(ENUNCIADO)
Responda con datos del pasaje citado:
1. ¿Qué dos puntos componen la versión compacta del artículo 27?
2. ¿Quiénes encabezaron movimientos cívicos y electorales en Guatemala?
3. ¿A quién dio asilo el cardenismo?

(PASAJE CITADO)
↓

En la mayoría de los países latinoamericanos, ese programa, especialmente en la versión compacta del artículo 27, esto es, la reforma agraria comunal y la propiedad nacional sobre el subsuelo, circuló como emblema de la ideología revolucionaria. Emblema que, como sostienen los estudios de Guillermo Palacios, Pablo Yankelevich y María Cecilia Zuleta, lo mismo activó gestiones de solidaridad con México en tiempos de la dictadura de Victoriano Huerta y alentó peregrinajes o exilios como los de Manuel Baldomero Ugarte, Víctor Raúl Haya de la Torre, Julio Antonio Mella y Aníbal Ponce, que propiciaron la instalación de la experiencia mexicana como paradigma del cambio social.25 Los populismos de mediados del siglo xx también echaron mano de aquel paradigma, pero en la mayoría de los casos desecharon el sentido comunal del agrarismo mexicano.

La idea de la revolución viajó de México al Brasil de Vargas y a la Argentina de Perón, arraigó en el aprismo peruano y su poderosa influencia en las izquierdas no comunistas de los Andes y el Cono Sur, y articuló los movimientos nacionalistas revolucionarios en Centroamérica y el Caribe hasta 1959. Lo mismo por vía insurreccional, como en los casos de Sandino y Farabundo Martí en Nicaragua y El Salvador, en los años veinte y treinta, o de las organizaciones vinculadas a la Legión del Caribe en los cuarenta, que a través de movimientos cívicos y electorales como los de Juan José Arévalo y Jacobo Árbenz en Guatemala; Víctor Paz Estenssoro y el Movimiento Nacionalista Revolucionario (MNR) en Bolivia; Jorge Eliécer Gaitán en Colombia, o Eduardo Chibás en Cuba, toda la ideología revolucionaria latinoamericana estuvo poderosamente endeudada con el México de la primera mitad del siglo xx.

Aunque coincidió temporalmente con el varguismo en Brasil y el arranque del peronismo en Argentina, el cardenismo mantuvo el efecto multiplicador de la cultura política revolucionaria hasta bien entrada la Guerra Fría. La reactivación del reparto ejidal, la nacionalización ferroviaria y petrolera, el voto femenino, la solidaridad con la República española y el asilo a León Trotski, a la vez que generaban no pocas tensiones con la izquierda comunista, alentaron el nacionalismo revolucionario, sobre todo en la región de Centroamérica y el Caribe, como se constata la experiencia guatemalteca y cubana de los años cincuenta.26 El varguismo y sobre todo el peronismo también ejercieron una poderosa atracción sobre la juventud latinoamericana a fines de los cuarenta y durante todos los cincuenta, como se observa en Venezuela, Colombia o Cuba.

↑

(LISTADO)
↓

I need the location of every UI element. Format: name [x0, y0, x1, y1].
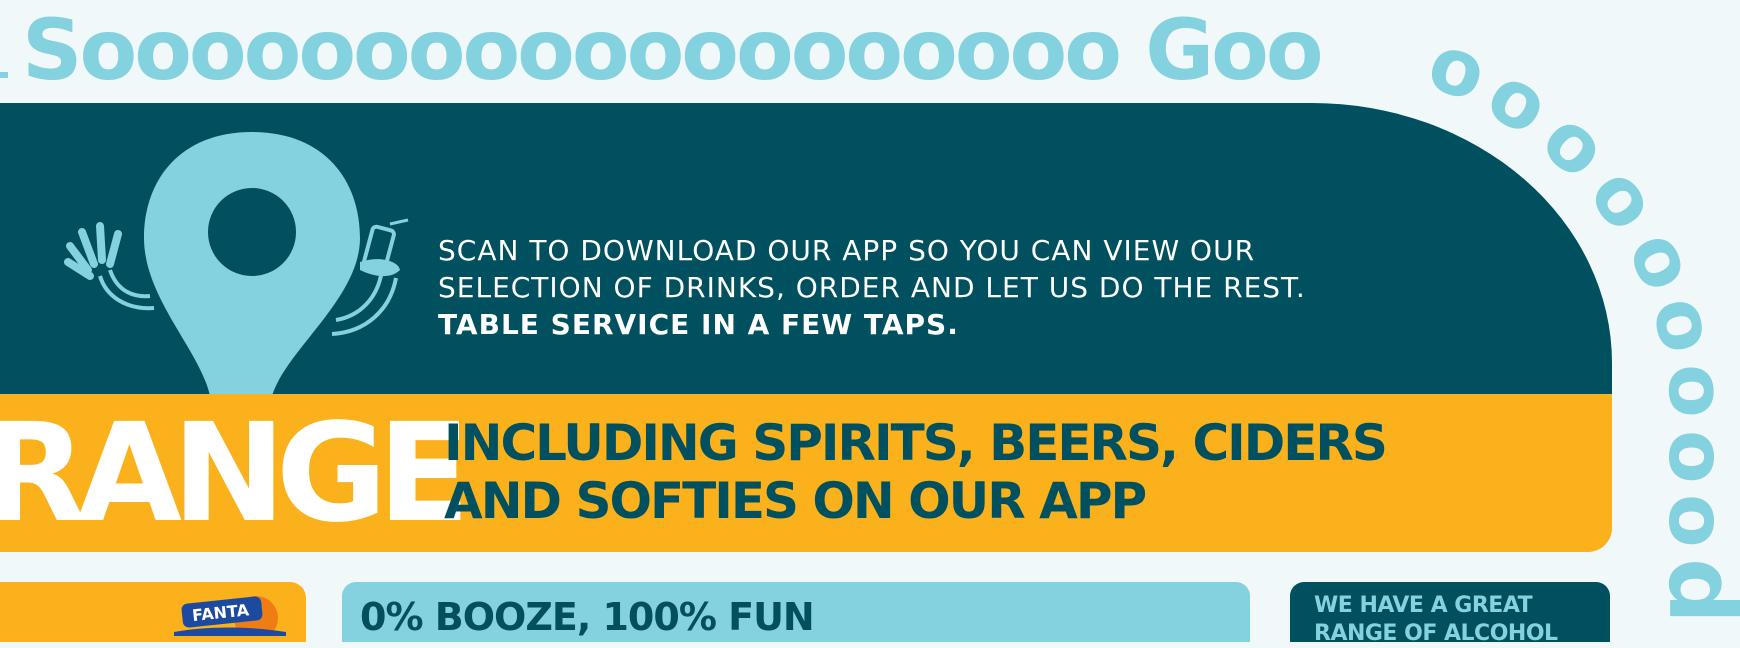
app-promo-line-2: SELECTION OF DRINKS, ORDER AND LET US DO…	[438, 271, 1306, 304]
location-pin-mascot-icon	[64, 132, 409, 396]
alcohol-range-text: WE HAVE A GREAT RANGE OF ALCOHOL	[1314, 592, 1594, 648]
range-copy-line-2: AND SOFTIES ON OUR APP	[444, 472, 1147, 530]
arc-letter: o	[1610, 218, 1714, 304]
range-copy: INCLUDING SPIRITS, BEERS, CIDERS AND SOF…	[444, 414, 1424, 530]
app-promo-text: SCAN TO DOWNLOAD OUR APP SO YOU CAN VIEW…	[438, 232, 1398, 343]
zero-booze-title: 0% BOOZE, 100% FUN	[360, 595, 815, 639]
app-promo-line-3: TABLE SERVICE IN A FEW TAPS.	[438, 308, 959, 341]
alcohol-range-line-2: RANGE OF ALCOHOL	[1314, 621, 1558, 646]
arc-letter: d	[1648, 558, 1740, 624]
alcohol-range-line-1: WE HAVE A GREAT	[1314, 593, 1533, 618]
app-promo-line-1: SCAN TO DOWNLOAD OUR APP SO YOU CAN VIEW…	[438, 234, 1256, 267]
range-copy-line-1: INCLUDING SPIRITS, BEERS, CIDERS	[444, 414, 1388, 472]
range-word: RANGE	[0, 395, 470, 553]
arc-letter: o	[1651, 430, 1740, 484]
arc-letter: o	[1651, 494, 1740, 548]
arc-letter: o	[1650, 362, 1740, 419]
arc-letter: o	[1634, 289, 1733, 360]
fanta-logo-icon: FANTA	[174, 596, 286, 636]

↑
↓

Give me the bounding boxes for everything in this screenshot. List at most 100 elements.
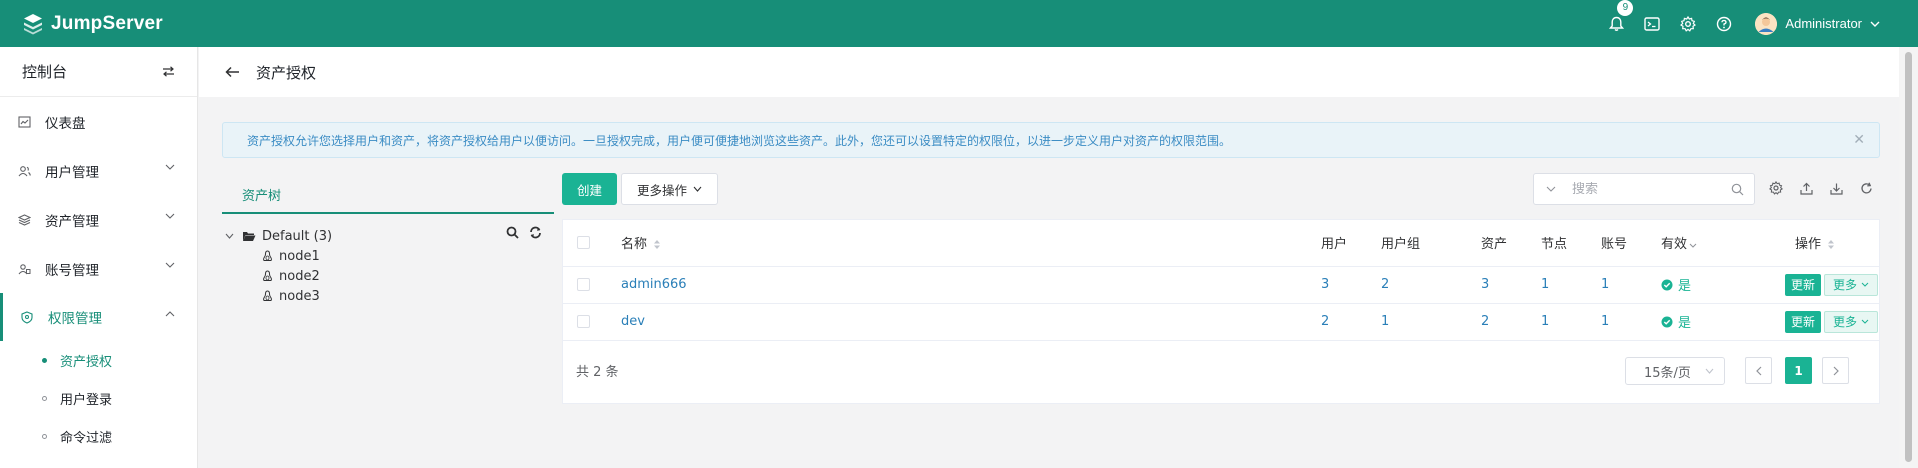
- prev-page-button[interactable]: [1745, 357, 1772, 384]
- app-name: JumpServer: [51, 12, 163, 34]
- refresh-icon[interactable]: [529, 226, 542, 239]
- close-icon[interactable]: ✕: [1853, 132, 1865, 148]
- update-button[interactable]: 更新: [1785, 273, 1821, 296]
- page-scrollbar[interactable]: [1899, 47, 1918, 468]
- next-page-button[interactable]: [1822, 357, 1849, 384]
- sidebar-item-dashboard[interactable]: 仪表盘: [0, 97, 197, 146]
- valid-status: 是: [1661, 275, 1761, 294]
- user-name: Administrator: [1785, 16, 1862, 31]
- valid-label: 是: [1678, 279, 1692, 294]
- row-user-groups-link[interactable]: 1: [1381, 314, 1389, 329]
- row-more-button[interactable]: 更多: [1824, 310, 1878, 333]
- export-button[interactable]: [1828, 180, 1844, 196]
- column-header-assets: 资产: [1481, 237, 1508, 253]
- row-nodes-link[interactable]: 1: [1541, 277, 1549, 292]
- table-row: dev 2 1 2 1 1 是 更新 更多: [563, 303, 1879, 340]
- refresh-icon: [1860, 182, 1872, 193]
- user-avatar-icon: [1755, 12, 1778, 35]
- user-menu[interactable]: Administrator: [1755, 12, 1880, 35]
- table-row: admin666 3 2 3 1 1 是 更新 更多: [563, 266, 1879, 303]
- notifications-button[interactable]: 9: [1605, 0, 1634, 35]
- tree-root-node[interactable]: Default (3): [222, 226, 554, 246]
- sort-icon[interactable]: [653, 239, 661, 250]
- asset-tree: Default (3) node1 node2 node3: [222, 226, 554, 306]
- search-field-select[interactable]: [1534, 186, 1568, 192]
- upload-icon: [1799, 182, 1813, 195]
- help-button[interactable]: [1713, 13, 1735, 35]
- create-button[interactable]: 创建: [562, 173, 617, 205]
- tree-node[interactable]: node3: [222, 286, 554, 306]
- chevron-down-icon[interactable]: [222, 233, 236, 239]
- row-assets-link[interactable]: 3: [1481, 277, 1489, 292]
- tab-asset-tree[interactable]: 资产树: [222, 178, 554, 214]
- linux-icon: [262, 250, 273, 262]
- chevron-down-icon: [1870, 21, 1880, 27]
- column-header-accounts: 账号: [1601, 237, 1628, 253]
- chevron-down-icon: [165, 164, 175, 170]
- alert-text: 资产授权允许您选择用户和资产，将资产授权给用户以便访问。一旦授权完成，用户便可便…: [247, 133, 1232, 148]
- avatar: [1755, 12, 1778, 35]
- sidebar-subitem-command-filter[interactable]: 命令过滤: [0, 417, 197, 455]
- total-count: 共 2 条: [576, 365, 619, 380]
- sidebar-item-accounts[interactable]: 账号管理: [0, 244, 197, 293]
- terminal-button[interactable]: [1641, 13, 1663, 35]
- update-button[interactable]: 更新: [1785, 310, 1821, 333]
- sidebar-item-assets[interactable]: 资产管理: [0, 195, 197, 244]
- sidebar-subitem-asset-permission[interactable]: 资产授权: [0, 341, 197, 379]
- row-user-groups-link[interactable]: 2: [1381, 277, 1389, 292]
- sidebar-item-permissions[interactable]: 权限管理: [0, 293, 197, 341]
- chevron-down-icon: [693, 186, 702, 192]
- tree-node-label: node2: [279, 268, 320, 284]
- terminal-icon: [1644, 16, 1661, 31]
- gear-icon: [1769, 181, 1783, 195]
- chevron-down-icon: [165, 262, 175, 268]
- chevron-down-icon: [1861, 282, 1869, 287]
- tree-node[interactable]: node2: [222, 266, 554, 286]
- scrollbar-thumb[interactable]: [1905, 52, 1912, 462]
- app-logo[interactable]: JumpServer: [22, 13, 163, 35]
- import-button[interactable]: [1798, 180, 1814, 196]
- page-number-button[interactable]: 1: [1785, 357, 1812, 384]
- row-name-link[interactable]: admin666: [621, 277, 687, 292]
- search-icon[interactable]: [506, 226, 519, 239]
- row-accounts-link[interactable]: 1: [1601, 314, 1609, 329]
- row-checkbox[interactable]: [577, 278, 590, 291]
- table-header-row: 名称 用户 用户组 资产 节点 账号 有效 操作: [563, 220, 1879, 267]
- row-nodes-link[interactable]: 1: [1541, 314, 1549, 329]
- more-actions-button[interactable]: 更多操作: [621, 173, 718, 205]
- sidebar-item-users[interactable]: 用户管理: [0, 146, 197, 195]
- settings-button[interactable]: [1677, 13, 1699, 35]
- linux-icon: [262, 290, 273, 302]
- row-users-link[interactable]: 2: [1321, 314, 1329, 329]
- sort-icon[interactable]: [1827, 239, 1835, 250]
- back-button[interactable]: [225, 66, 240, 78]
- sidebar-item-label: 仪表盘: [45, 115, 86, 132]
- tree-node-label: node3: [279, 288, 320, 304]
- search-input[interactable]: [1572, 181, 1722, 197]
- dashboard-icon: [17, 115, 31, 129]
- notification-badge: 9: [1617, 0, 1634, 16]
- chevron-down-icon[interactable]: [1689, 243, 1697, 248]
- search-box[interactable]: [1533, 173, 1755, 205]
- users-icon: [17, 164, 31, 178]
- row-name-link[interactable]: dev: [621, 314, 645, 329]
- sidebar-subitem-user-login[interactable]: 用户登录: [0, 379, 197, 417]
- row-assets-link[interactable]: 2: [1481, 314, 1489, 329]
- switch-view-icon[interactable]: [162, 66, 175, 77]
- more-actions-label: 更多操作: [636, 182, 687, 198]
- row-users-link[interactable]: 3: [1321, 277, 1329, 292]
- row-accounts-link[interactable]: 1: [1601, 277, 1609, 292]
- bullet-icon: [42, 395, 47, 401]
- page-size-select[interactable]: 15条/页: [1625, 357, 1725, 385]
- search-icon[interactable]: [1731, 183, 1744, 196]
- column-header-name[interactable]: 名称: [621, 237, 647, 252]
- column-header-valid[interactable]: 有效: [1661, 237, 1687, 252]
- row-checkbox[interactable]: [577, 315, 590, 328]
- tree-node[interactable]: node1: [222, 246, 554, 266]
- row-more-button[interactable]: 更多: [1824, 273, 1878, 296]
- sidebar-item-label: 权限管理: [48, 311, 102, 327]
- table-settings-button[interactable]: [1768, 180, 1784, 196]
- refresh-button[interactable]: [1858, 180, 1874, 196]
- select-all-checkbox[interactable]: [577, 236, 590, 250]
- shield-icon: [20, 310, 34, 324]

↑

(RESULTADO)
1. La reforma agraria comunal y la propiedad nacional sobre el subsuelo.
2. Juan José Arévalo y Jacobo Árbenz.
3. A León Trotski.